#### [YOUR GOAL]
Starting at the line below that contains "Convert this document image to plain text.", print each line through the end of the records exactly as it appears.

Dataset excerpt:
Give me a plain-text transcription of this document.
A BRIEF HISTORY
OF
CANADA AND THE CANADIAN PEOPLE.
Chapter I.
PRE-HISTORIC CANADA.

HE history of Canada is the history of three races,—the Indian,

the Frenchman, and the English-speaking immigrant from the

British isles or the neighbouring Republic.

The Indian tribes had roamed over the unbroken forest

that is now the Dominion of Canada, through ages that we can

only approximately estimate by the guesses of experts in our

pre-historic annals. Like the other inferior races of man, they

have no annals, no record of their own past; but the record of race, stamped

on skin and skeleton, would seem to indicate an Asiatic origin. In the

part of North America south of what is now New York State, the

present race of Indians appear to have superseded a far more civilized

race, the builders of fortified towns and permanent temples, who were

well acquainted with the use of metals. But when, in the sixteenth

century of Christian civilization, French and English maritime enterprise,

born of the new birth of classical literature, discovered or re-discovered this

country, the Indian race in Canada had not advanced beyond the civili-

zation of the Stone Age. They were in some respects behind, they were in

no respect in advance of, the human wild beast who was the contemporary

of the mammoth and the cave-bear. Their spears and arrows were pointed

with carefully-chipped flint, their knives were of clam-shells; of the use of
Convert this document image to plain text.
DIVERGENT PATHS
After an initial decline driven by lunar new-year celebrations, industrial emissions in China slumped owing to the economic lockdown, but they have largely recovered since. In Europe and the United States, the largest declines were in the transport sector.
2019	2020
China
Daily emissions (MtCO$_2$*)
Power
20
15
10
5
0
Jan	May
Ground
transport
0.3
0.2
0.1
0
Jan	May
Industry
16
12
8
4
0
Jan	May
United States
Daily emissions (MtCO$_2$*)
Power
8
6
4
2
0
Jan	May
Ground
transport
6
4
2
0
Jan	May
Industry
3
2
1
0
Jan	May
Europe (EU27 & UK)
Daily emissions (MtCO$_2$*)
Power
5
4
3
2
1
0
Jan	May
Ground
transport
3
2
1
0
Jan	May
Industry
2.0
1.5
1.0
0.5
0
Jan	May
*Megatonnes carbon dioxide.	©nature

#### [SOLUTION TO THIS PROBLEM]
Convert this document image to plain text.
DIVERGENT PATHS
After an initial decline driven by lunar new-year celebrations, industrial emissions in China slumped owing to the economic lockdown, but they have largely recovered since. In Europe and the United States, the largest declines were in the transport sector.
2019	2020
China
Daily emissions (MtCO$_2$*)
Power
20
15
10
5
0
Jan	May
Ground
transport
0.3
0.2
0.1
0
Jan	May
Industry
16
12
8
4
0
Jan	May
United States
Daily emissions (MtCO$_2$*)
Power
8
6
4
2
0
Jan	May
Ground
transport
6
4
2
0
Jan	May
Industry
3
2
1
0
Jan	May
Europe (EU27 & UK)
Daily emissions (MtCO$_2$*)
Power
5
4
3
2
1
0
Jan	May
Ground
transport
3
2
1
0
Jan	May
Industry
2.0
1.5
1.0
0.5
0
Jan	May
*Megatonnes carbon dioxide.	©nature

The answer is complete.